Give the listing again exactly, omitting its images.

*****

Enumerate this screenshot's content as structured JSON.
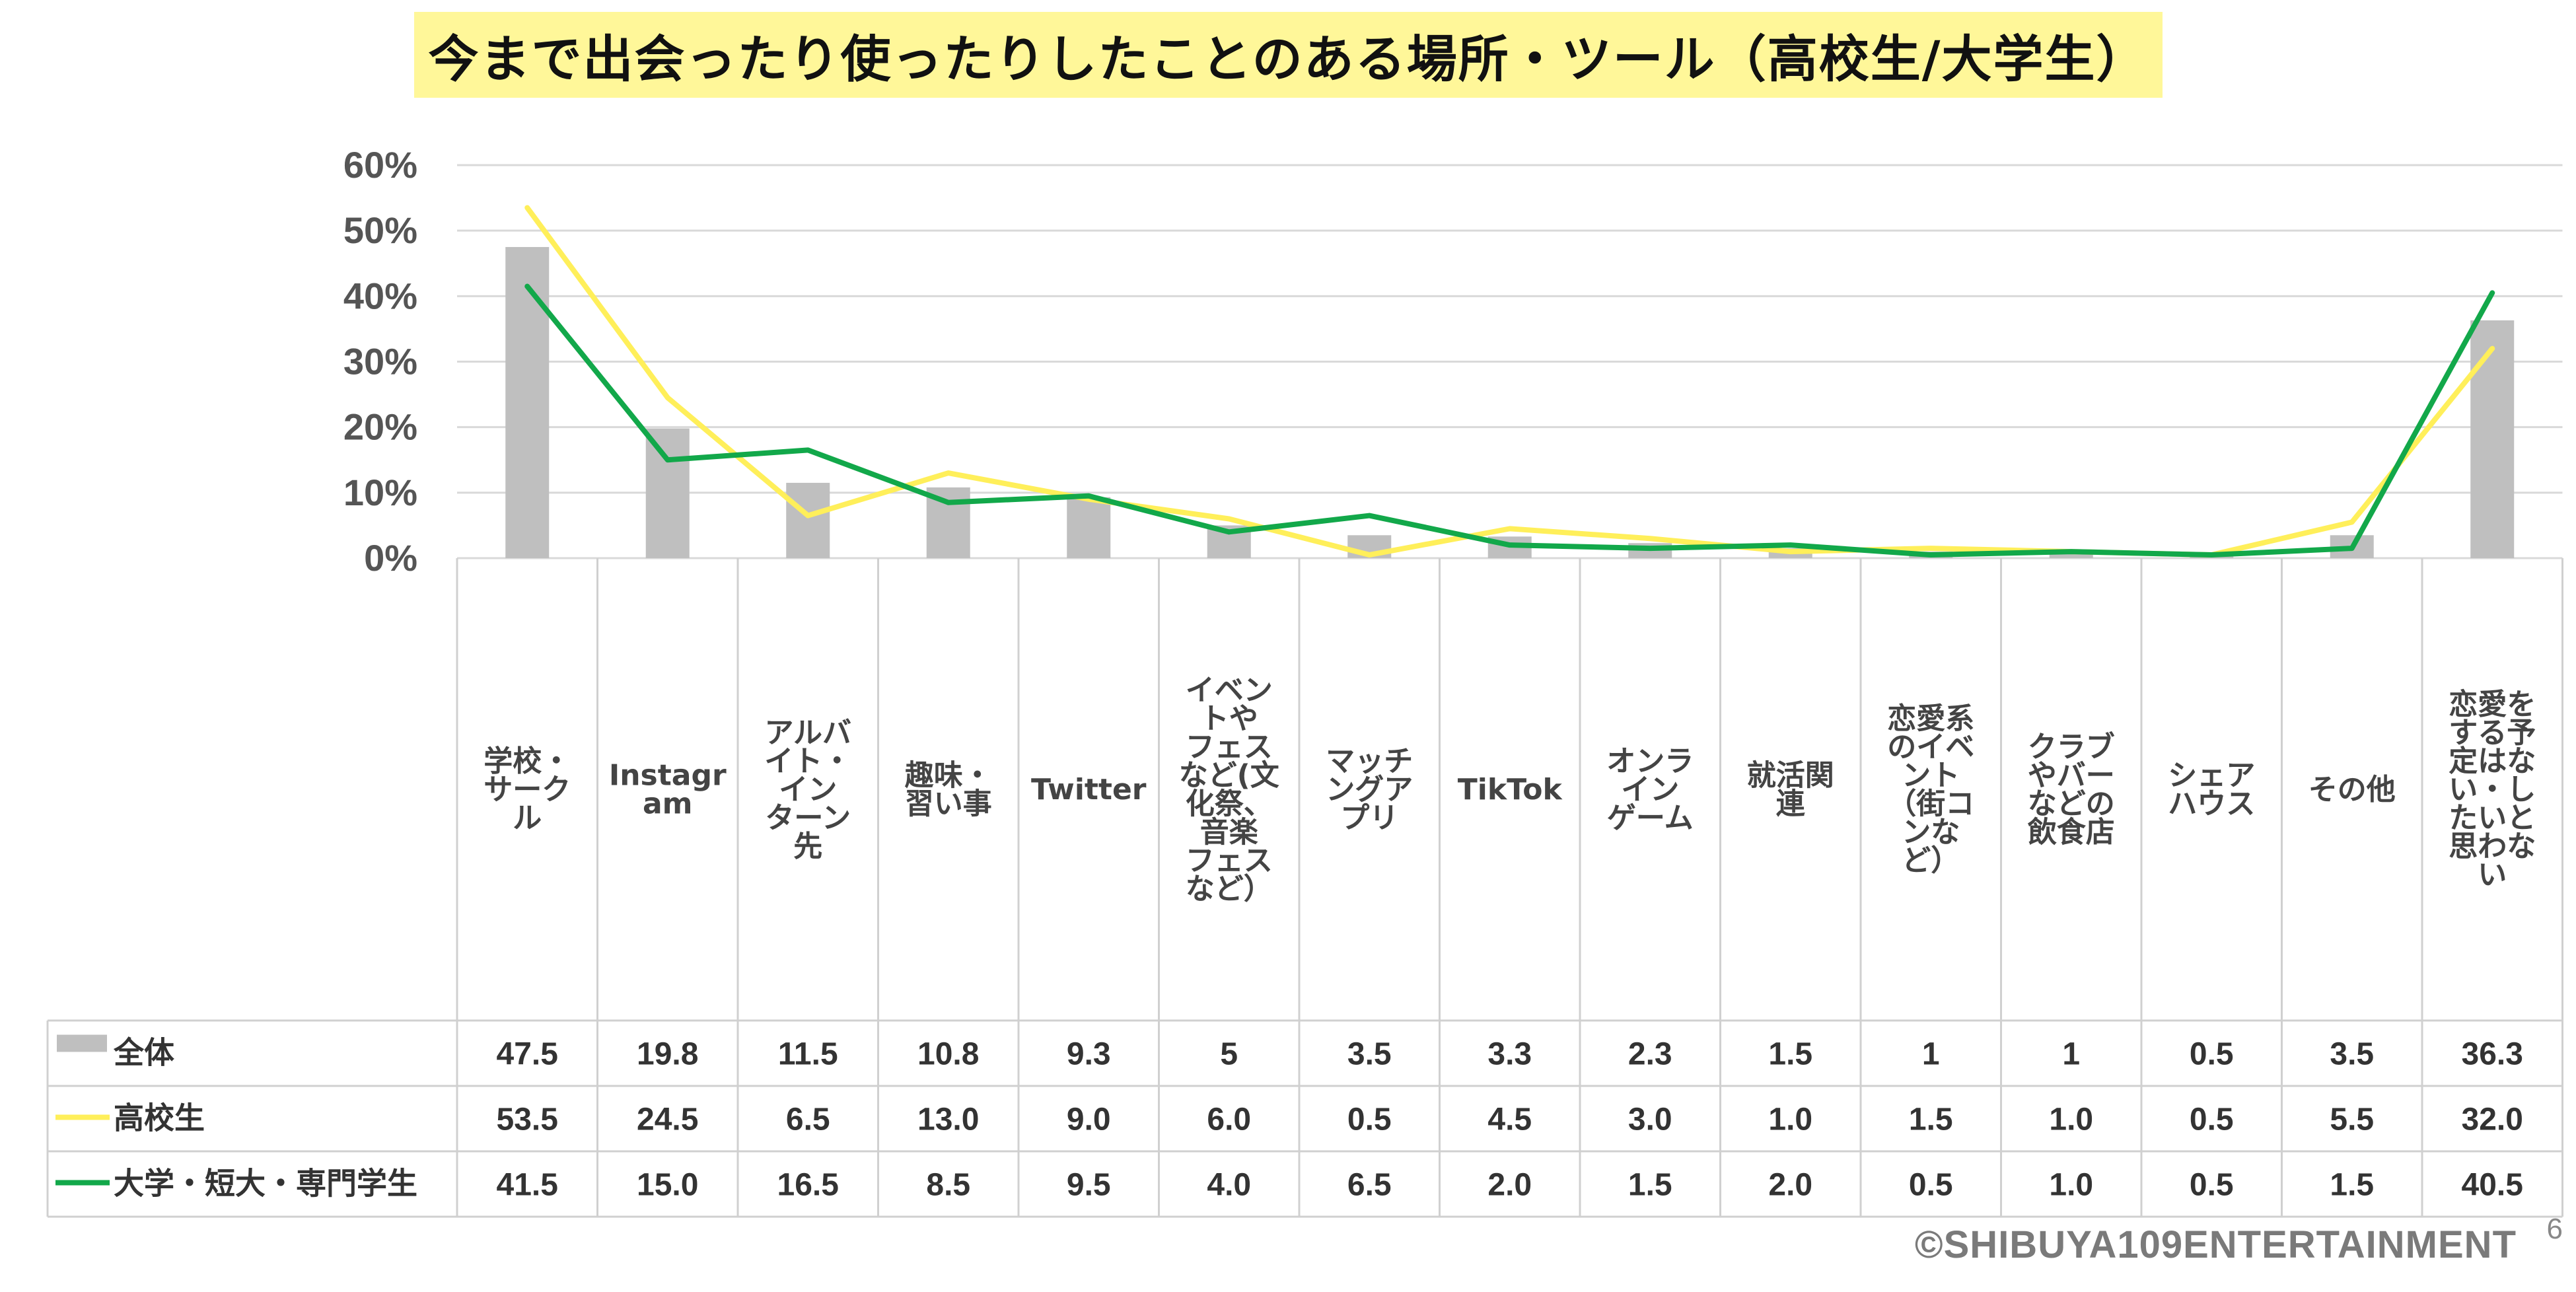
{
  "chart_data": {
    "type": "bar",
    "title": "今まで出会ったり使ったりしたことのある場所・ツール（高校生/大学生）",
    "ylim": [
      0,
      60
    ],
    "yticks": [
      "0%",
      "10%",
      "20%",
      "30%",
      "40%",
      "50%",
      "60%"
    ],
    "categories": [
      "学校・サークル",
      "Instagram",
      "アルバイト・インターン先",
      "趣味・習い事",
      "Twitter",
      "イベントやフェスなど(文化祭、音楽フェスなど）",
      "マッチングアプリ",
      "TikTok",
      "オンラインゲーム",
      "就活関連",
      "恋愛系のイベント（街コンなど）",
      "クラブやバーなどの飲食店",
      "シェアハウス",
      "その他",
      "恋愛をする予定はない・したいと思わない"
    ],
    "category_lines": [
      [
        "学校・",
        "サーク",
        "ル"
      ],
      [
        "Instagr",
        "am"
      ],
      [
        "アルバ",
        "イト・",
        "イン",
        "ターン",
        "先"
      ],
      [
        "趣味・",
        "習い事"
      ],
      [
        "Twitter"
      ],
      [
        "イベン",
        "トや",
        "フェス",
        "など(文",
        "化祭、",
        "音楽",
        "フェス",
        "など）"
      ],
      [
        "マッチ",
        "ングア",
        "プリ"
      ],
      [
        "TikTok"
      ],
      [
        "オンラ",
        "イン",
        "ゲーム"
      ],
      [
        "就活関",
        "連"
      ],
      [
        "恋愛系",
        "のイベ",
        "ント",
        "（街コ",
        "ンな",
        "ど）"
      ],
      [
        "クラブ",
        "やバー",
        "などの",
        "飲食店"
      ],
      [
        "シェア",
        "ハウス"
      ],
      [
        "その他"
      ],
      [
        "恋愛を",
        "する予",
        "定はな",
        "い・し",
        "たいと",
        "思わな",
        "い"
      ]
    ],
    "series": [
      {
        "name": "全体",
        "type": "bar",
        "color": "#bfbfbf",
        "values": [
          47.5,
          19.8,
          11.5,
          10.8,
          9.3,
          5,
          3.5,
          3.3,
          2.3,
          1.5,
          1,
          1,
          0.5,
          3.5,
          36.3
        ],
        "labels": [
          "47.5",
          "19.8",
          "11.5",
          "10.8",
          "9.3",
          "5",
          "3.5",
          "3.3",
          "2.3",
          "1.5",
          "1",
          "1",
          "0.5",
          "3.5",
          "36.3"
        ]
      },
      {
        "name": "高校生",
        "type": "line",
        "color": "#ffef5a",
        "values": [
          53.5,
          24.5,
          6.5,
          13.0,
          9.0,
          6.0,
          0.5,
          4.5,
          3.0,
          1.0,
          1.5,
          1.0,
          0.5,
          5.5,
          32.0
        ],
        "labels": [
          "53.5",
          "24.5",
          "6.5",
          "13.0",
          "9.0",
          "6.0",
          "0.5",
          "4.5",
          "3.0",
          "1.0",
          "1.5",
          "1.0",
          "0.5",
          "5.5",
          "32.0"
        ]
      },
      {
        "name": "大学・短大・専門学生",
        "type": "line",
        "color": "#12a84a",
        "values": [
          41.5,
          15.0,
          16.5,
          8.5,
          9.5,
          4.0,
          6.5,
          2.0,
          1.5,
          2.0,
          0.5,
          1.0,
          0.5,
          1.5,
          40.5
        ],
        "labels": [
          "41.5",
          "15.0",
          "16.5",
          "8.5",
          "9.5",
          "4.0",
          "6.5",
          "2.0",
          "1.5",
          "2.0",
          "0.5",
          "1.0",
          "0.5",
          "1.5",
          "40.5"
        ]
      }
    ]
  },
  "footer": {
    "copyright": "©SHIBUYA109ENTERTAINMENT",
    "page_number": "6"
  }
}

*****

[Reply to the task]
Enumerate this screenshot's content as structured JSON.
{
  "chart_data": {
    "type": "bar",
    "title": "今まで出会ったり使ったりしたことのある場所・ツール（高校生/大学生）",
    "ylim": [
      0,
      60
    ],
    "yticks": [
      "0%",
      "10%",
      "20%",
      "30%",
      "40%",
      "50%",
      "60%"
    ],
    "categories": [
      "学校・サークル",
      "Instagram",
      "アルバイト・インターン先",
      "趣味・習い事",
      "Twitter",
      "イベントやフェスなど(文化祭、音楽フェスなど）",
      "マッチングアプリ",
      "TikTok",
      "オンラインゲーム",
      "就活関連",
      "恋愛系のイベント（街コンなど）",
      "クラブやバーなどの飲食店",
      "シェアハウス",
      "その他",
      "恋愛をする予定はない・したいと思わない"
    ],
    "category_lines": [
      [
        "学校・",
        "サーク",
        "ル"
      ],
      [
        "Instagr",
        "am"
      ],
      [
        "アルバ",
        "イト・",
        "イン",
        "ターン",
        "先"
      ],
      [
        "趣味・",
        "習い事"
      ],
      [
        "Twitter"
      ],
      [
        "イベン",
        "トや",
        "フェス",
        "など(文",
        "化祭、",
        "音楽",
        "フェス",
        "など）"
      ],
      [
        "マッチ",
        "ングア",
        "プリ"
      ],
      [
        "TikTok"
      ],
      [
        "オンラ",
        "イン",
        "ゲーム"
      ],
      [
        "就活関",
        "連"
      ],
      [
        "恋愛系",
        "のイベ",
        "ント",
        "（街コ",
        "ンな",
        "ど）"
      ],
      [
        "クラブ",
        "やバー",
        "などの",
        "飲食店"
      ],
      [
        "シェア",
        "ハウス"
      ],
      [
        "その他"
      ],
      [
        "恋愛を",
        "する予",
        "定はな",
        "い・し",
        "たいと",
        "思わな",
        "い"
      ]
    ],
    "series": [
      {
        "name": "全体",
        "type": "bar",
        "color": "#bfbfbf",
        "values": [
          47.5,
          19.8,
          11.5,
          10.8,
          9.3,
          5,
          3.5,
          3.3,
          2.3,
          1.5,
          1,
          1,
          0.5,
          3.5,
          36.3
        ],
        "labels": [
          "47.5",
          "19.8",
          "11.5",
          "10.8",
          "9.3",
          "5",
          "3.5",
          "3.3",
          "2.3",
          "1.5",
          "1",
          "1",
          "0.5",
          "3.5",
          "36.3"
        ]
      },
      {
        "name": "高校生",
        "type": "line",
        "color": "#ffef5a",
        "values": [
          53.5,
          24.5,
          6.5,
          13.0,
          9.0,
          6.0,
          0.5,
          4.5,
          3.0,
          1.0,
          1.5,
          1.0,
          0.5,
          5.5,
          32.0
        ],
        "labels": [
          "53.5",
          "24.5",
          "6.5",
          "13.0",
          "9.0",
          "6.0",
          "0.5",
          "4.5",
          "3.0",
          "1.0",
          "1.5",
          "1.0",
          "0.5",
          "5.5",
          "32.0"
        ]
      },
      {
        "name": "大学・短大・専門学生",
        "type": "line",
        "color": "#12a84a",
        "values": [
          41.5,
          15.0,
          16.5,
          8.5,
          9.5,
          4.0,
          6.5,
          2.0,
          1.5,
          2.0,
          0.5,
          1.0,
          0.5,
          1.5,
          40.5
        ],
        "labels": [
          "41.5",
          "15.0",
          "16.5",
          "8.5",
          "9.5",
          "4.0",
          "6.5",
          "2.0",
          "1.5",
          "2.0",
          "0.5",
          "1.0",
          "0.5",
          "1.5",
          "40.5"
        ]
      }
    ]
  },
  "footer": {
    "copyright": "©SHIBUYA109ENTERTAINMENT",
    "page_number": "6"
  }
}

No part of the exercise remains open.